__DIRECTION__: Give the data below again, word for word.

Structured figure records:
— start —

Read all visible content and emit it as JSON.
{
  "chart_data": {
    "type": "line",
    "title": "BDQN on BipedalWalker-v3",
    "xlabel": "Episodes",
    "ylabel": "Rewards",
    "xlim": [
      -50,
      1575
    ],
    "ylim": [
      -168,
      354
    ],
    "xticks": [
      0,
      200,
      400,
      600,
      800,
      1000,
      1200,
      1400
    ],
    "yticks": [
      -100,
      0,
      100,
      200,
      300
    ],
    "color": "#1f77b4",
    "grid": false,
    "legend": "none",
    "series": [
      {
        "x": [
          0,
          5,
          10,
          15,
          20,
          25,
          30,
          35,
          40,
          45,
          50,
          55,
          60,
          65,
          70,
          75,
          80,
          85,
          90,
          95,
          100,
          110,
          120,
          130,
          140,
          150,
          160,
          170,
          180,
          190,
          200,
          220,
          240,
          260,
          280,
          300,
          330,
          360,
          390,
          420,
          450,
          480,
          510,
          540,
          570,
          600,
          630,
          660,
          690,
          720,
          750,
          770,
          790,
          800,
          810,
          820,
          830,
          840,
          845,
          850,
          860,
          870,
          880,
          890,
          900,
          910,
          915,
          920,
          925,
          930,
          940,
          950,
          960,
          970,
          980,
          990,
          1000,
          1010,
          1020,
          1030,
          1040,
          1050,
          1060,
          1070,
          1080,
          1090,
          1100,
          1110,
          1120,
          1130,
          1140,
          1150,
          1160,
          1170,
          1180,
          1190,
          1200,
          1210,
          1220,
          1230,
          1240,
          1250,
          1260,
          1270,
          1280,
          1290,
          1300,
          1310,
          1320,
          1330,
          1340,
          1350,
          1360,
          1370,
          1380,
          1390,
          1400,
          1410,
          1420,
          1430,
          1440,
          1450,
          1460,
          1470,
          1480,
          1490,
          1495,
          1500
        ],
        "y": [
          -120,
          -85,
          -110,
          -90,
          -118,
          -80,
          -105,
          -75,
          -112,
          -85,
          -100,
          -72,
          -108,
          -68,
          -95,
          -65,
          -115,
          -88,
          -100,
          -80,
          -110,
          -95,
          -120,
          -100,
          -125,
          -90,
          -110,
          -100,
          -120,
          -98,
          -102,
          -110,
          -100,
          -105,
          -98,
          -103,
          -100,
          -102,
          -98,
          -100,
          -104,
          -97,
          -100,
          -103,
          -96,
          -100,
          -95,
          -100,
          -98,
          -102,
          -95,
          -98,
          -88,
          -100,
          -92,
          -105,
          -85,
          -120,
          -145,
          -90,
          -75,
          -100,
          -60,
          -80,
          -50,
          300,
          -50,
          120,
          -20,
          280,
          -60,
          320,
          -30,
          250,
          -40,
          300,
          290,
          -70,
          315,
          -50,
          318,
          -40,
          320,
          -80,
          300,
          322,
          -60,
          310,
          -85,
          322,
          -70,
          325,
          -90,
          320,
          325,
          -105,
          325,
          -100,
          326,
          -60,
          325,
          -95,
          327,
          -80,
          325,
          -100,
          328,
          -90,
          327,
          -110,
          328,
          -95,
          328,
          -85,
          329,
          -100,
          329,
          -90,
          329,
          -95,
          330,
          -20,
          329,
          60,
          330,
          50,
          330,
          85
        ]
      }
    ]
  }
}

— end —

__WRITTEN RESPONSE__:
Read all visible content and emit it as JSON.
{
  "chart_data": {
    "type": "line",
    "title": "BDQN on BipedalWalker-v3",
    "xlabel": "Episodes",
    "ylabel": "Rewards",
    "xlim": [
      -50,
      1575
    ],
    "ylim": [
      -168,
      354
    ],
    "xticks": [
      0,
      200,
      400,
      600,
      800,
      1000,
      1200,
      1400
    ],
    "yticks": [
      -100,
      0,
      100,
      200,
      300
    ],
    "color": "#1f77b4",
    "grid": false,
    "legend": "none",
    "series": [
      {
        "x": [
          0,
          5,
          10,
          15,
          20,
          25,
          30,
          35,
          40,
          45,
          50,
          55,
          60,
          65,
          70,
          75,
          80,
          85,
          90,
          95,
          100,
          110,
          120,
          130,
          140,
          150,
          160,
          170,
          180,
          190,
          200,
          220,
          240,
          260,
          280,
          300,
          330,
          360,
          390,
          420,
          450,
          480,
          510,
          540,
          570,
          600,
          630,
          660,
          690,
          720,
          750,
          770,
          790,
          800,
          810,
          820,
          830,
          840,
          845,
          850,
          860,
          870,
          880,
          890,
          900,
          910,
          915,
          920,
          925,
          930,
          940,
          950,
          960,
          970,
          980,
          990,
          1000,
          1010,
          1020,
          1030,
          1040,
          1050,
          1060,
          1070,
          1080,
          1090,
          1100,
          1110,
          1120,
          1130,
          1140,
          1150,
          1160,
          1170,
          1180,
          1190,
          1200,
          1210,
          1220,
          1230,
          1240,
          1250,
          1260,
          1270,
          1280,
          1290,
          1300,
          1310,
          1320,
          1330,
          1340,
          1350,
          1360,
          1370,
          1380,
          1390,
          1400,
          1410,
          1420,
          1430,
          1440,
          1450,
          1460,
          1470,
          1480,
          1490,
          1495,
          1500
        ],
        "y": [
          -120,
          -85,
          -110,
          -90,
          -118,
          -80,
          -105,
          -75,
          -112,
          -85,
          -100,
          -72,
          -108,
          -68,
          -95,
          -65,
          -115,
          -88,
          -100,
          -80,
          -110,
          -95,
          -120,
          -100,
          -125,
          -90,
          -110,
          -100,
          -120,
          -98,
          -102,
          -110,
          -100,
          -105,
          -98,
          -103,
          -100,
          -102,
          -98,
          -100,
          -104,
          -97,
          -100,
          -103,
          -96,
          -100,
          -95,
          -100,
          -98,
          -102,
          -95,
          -98,
          -88,
          -100,
          -92,
          -105,
          -85,
          -120,
          -145,
          -90,
          -75,
          -100,
          -60,
          -80,
          -50,
          300,
          -50,
          120,
          -20,
          280,
          -60,
          320,
          -30,
          250,
          -40,
          300,
          290,
          -70,
          315,
          -50,
          318,
          -40,
          320,
          -80,
          300,
          322,
          -60,
          310,
          -85,
          322,
          -70,
          325,
          -90,
          320,
          325,
          -105,
          325,
          -100,
          326,
          -60,
          325,
          -95,
          327,
          -80,
          325,
          -100,
          328,
          -90,
          327,
          -110,
          328,
          -95,
          328,
          -85,
          329,
          -100,
          329,
          -90,
          329,
          -95,
          330,
          -20,
          329,
          60,
          330,
          50,
          330,
          85
        ]
      }
    ]
  }
}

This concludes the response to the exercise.